PROBLEM TO WORK ON: Look at each line of the listing. Copy those that hold the string "shrimps".

INPUT MATERIAL:
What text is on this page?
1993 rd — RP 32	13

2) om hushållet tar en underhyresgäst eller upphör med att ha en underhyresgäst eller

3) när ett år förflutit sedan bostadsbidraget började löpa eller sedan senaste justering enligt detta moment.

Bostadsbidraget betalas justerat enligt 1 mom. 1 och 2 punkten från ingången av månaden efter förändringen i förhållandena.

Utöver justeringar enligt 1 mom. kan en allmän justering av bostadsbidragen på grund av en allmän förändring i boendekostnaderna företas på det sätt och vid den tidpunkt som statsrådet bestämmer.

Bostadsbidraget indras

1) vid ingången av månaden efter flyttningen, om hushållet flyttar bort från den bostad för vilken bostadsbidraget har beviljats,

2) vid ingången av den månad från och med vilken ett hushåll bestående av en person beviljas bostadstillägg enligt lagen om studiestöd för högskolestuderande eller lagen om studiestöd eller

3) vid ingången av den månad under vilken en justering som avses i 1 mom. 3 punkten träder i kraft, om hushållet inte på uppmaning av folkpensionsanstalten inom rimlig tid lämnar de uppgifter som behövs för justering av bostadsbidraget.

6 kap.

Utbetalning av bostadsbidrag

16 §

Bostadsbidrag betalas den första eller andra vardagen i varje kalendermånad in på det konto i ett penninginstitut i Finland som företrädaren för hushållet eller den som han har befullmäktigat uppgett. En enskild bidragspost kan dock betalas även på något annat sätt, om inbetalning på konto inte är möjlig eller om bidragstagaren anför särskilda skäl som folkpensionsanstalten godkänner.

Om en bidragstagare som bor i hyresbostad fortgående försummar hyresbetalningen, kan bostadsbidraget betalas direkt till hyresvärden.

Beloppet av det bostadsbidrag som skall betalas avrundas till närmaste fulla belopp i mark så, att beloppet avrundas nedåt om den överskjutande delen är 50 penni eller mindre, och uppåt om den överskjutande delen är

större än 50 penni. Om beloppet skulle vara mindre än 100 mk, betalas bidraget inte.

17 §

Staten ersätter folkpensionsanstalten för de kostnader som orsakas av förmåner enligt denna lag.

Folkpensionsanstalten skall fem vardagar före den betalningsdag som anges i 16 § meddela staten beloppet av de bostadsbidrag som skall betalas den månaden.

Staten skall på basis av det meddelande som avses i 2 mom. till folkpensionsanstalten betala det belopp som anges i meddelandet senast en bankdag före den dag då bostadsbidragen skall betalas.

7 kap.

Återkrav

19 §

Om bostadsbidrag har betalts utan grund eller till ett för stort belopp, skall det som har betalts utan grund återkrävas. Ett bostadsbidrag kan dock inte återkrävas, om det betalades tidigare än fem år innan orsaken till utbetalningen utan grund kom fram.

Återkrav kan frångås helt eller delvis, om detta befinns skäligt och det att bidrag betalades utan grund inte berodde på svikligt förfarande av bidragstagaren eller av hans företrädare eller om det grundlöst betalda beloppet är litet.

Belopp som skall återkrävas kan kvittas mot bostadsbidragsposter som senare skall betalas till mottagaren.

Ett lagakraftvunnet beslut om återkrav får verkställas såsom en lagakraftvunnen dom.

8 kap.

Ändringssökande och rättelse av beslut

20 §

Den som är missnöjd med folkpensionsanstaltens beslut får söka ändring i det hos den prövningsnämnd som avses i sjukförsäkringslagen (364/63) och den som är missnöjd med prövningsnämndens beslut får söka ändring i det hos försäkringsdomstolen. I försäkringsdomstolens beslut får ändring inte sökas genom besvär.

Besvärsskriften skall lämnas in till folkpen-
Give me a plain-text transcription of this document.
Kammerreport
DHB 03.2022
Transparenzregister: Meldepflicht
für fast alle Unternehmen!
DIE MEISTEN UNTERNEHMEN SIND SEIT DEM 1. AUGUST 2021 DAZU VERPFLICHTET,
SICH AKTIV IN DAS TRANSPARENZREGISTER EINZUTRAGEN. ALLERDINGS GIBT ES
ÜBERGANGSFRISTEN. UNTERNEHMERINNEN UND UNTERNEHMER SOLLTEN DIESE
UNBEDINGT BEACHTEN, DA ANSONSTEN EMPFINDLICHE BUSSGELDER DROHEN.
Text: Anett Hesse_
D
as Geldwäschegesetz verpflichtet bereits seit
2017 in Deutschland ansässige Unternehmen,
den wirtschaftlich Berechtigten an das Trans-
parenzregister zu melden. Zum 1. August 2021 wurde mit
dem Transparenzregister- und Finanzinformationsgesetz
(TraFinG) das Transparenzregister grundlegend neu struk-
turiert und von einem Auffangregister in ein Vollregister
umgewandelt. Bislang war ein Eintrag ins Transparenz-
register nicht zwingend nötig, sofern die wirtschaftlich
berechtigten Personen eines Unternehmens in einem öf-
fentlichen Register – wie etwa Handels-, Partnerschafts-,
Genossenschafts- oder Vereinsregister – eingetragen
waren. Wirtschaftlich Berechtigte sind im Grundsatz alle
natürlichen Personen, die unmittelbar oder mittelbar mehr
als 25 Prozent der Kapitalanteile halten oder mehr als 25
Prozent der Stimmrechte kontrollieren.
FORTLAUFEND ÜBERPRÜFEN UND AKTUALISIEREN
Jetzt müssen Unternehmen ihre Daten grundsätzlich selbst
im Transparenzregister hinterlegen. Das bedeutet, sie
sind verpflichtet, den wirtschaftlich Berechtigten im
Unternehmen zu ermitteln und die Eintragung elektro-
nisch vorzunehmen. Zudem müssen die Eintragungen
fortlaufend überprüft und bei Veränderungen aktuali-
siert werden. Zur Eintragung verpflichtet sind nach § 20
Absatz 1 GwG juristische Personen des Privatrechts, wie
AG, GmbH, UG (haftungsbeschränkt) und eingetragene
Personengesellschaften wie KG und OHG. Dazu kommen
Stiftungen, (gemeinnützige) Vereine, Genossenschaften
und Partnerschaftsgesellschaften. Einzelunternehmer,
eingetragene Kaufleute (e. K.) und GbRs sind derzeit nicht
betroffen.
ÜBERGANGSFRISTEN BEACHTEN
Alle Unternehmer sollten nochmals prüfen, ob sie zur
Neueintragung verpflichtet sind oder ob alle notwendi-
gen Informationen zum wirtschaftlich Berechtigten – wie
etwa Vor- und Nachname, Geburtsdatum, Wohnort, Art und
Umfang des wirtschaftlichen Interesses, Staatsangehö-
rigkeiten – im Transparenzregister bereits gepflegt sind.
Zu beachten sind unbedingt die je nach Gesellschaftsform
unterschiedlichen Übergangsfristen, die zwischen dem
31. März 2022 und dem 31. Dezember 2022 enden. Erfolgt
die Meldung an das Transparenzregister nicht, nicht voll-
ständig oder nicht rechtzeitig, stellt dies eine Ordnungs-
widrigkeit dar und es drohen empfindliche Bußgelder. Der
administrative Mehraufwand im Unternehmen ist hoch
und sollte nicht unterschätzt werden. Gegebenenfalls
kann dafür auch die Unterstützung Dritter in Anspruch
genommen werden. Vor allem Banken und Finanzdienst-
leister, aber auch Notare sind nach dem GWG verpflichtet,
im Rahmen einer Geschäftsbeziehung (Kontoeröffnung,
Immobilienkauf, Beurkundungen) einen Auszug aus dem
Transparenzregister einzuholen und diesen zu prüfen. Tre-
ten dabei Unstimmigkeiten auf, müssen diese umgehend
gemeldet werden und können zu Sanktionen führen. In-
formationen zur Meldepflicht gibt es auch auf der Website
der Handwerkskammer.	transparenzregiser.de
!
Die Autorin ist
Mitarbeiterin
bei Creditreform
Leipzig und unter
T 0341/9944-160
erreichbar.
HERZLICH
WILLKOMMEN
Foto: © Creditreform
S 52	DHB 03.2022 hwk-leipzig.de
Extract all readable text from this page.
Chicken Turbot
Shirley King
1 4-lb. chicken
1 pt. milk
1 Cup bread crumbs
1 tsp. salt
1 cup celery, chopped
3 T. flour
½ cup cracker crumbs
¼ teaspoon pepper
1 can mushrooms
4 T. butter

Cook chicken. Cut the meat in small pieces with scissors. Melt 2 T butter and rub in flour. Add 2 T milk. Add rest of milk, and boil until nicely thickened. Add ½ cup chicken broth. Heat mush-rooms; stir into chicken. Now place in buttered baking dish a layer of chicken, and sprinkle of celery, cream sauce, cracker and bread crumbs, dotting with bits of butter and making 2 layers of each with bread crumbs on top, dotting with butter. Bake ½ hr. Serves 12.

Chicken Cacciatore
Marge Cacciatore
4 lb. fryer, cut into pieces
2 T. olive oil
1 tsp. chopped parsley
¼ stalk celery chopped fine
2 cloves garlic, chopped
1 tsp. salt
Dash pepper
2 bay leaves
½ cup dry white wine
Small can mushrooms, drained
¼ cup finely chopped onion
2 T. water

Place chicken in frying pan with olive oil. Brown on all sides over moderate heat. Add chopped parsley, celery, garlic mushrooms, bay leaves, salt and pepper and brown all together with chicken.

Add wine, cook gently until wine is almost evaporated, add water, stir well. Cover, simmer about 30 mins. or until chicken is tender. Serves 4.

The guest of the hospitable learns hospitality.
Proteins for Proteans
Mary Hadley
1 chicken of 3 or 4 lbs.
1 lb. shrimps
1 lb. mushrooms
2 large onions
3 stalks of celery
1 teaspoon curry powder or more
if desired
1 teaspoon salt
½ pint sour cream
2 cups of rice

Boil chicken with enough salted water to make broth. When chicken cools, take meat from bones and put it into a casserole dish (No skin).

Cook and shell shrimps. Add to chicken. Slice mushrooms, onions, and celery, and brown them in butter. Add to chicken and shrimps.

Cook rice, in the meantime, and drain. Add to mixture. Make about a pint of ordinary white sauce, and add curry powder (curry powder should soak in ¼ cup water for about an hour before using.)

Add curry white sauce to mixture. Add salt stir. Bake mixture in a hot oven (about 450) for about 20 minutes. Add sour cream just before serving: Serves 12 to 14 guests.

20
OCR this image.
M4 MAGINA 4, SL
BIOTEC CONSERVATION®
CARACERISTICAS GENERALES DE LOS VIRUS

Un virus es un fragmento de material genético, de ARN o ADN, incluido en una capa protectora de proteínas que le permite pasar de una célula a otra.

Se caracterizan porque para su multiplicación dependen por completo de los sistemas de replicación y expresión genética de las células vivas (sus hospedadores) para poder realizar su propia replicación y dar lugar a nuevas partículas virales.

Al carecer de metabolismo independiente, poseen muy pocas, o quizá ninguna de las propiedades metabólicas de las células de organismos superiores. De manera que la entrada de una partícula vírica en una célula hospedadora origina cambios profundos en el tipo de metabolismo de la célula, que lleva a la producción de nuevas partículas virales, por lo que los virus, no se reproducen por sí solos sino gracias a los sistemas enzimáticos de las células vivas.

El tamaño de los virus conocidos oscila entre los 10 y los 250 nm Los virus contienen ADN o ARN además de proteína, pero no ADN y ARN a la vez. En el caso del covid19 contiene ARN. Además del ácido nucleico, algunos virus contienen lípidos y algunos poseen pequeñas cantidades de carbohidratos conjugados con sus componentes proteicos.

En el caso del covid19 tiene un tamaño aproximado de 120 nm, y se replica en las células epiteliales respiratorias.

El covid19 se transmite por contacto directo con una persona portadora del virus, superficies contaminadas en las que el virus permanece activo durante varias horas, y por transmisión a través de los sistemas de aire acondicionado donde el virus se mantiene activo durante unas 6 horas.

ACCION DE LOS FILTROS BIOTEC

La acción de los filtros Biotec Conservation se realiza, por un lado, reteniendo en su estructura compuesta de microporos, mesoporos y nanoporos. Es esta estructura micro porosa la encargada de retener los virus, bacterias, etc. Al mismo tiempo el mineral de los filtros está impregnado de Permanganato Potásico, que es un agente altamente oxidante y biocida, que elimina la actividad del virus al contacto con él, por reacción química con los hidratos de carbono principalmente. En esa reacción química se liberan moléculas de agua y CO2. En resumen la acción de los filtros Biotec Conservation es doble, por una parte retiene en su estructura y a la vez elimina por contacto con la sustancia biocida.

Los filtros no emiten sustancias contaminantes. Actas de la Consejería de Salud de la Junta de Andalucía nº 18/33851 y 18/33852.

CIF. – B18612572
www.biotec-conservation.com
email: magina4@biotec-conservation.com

RESULT:
1 lb. shrimps
Cook and shell shrimps. Add to chicken. Slice mushrooms, onions, and celery, and brown them in butter. Add to chicken and shrimps.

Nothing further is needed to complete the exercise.